===== MATERIAL FOR THIS TASK

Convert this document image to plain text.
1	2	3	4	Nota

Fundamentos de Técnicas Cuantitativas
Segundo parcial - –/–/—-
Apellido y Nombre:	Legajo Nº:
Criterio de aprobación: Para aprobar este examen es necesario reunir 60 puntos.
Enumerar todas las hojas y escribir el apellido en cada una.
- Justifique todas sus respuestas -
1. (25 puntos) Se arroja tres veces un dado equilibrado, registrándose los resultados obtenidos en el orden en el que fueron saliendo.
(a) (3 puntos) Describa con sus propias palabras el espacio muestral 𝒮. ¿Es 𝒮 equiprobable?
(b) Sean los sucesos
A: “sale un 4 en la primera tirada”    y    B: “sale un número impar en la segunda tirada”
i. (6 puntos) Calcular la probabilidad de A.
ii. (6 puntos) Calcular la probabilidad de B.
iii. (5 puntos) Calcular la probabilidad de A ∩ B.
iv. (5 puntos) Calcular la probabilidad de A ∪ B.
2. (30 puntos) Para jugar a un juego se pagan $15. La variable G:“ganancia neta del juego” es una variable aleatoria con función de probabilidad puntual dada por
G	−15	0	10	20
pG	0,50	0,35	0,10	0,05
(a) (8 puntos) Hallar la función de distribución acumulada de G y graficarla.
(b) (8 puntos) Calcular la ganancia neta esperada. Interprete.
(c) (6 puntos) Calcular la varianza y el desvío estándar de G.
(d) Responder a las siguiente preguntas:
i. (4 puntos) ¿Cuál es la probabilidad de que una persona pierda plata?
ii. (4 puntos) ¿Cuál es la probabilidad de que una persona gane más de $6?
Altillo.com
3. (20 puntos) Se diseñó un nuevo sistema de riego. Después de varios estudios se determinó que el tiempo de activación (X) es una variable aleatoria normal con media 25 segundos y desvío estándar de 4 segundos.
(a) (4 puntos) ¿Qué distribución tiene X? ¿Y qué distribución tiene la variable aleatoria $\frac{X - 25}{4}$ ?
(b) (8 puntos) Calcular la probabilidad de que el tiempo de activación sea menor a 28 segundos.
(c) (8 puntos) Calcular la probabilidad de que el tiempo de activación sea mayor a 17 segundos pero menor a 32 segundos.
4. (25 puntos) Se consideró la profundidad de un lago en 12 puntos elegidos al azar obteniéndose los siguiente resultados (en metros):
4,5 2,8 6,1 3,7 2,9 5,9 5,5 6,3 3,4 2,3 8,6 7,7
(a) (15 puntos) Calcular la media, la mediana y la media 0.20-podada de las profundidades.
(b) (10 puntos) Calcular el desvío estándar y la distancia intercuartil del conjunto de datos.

==========

● YOUR INSTRUCTIONS: Each record above should be output again exactly.

● THE COMPLETED TASK:
Convert this document image to plain text.
1	2	3	4	Nota

Fundamentos de Técnicas Cuantitativas
Segundo parcial - –/–/—-
Apellido y Nombre:	Legajo Nº:
Criterio de aprobación: Para aprobar este examen es necesario reunir 60 puntos.
Enumerar todas las hojas y escribir el apellido en cada una.
- Justifique todas sus respuestas -
1. (25 puntos) Se arroja tres veces un dado equilibrado, registrándose los resultados obtenidos en el orden en el que fueron saliendo.
(a) (3 puntos) Describa con sus propias palabras el espacio muestral 𝒮. ¿Es 𝒮 equiprobable?
(b) Sean los sucesos
A: “sale un 4 en la primera tirada”    y    B: “sale un número impar en la segunda tirada”
i. (6 puntos) Calcular la probabilidad de A.
ii. (6 puntos) Calcular la probabilidad de B.
iii. (5 puntos) Calcular la probabilidad de A ∩ B.
iv. (5 puntos) Calcular la probabilidad de A ∪ B.
2. (30 puntos) Para jugar a un juego se pagan $15. La variable G:“ganancia neta del juego” es una variable aleatoria con función de probabilidad puntual dada por
G	−15	0	10	20
pG	0,50	0,35	0,10	0,05
(a) (8 puntos) Hallar la función de distribución acumulada de G y graficarla.
(b) (8 puntos) Calcular la ganancia neta esperada. Interprete.
(c) (6 puntos) Calcular la varianza y el desvío estándar de G.
(d) Responder a las siguiente preguntas:
i. (4 puntos) ¿Cuál es la probabilidad de que una persona pierda plata?
ii. (4 puntos) ¿Cuál es la probabilidad de que una persona gane más de $6?
Altillo.com
3. (20 puntos) Se diseñó un nuevo sistema de riego. Después de varios estudios se determinó que el tiempo de activación (X) es una variable aleatoria normal con media 25 segundos y desvío estándar de 4 segundos.
(a) (4 puntos) ¿Qué distribución tiene X? ¿Y qué distribución tiene la variable aleatoria $\frac{X - 25}{4}$ ?
(b) (8 puntos) Calcular la probabilidad de que el tiempo de activación sea menor a 28 segundos.
(c) (8 puntos) Calcular la probabilidad de que el tiempo de activación sea mayor a 17 segundos pero menor a 32 segundos.
4. (25 puntos) Se consideró la profundidad de un lago en 12 puntos elegidos al azar obteniéndose los siguiente resultados (en metros):
4,5 2,8 6,1 3,7 2,9 5,9 5,5 6,3 3,4 2,3 8,6 7,7
(a) (15 puntos) Calcular la media, la mediana y la media 0.20-podada de las profundidades.
(b) (10 puntos) Calcular el desvío estándar y la distancia intercuartil del conjunto de datos.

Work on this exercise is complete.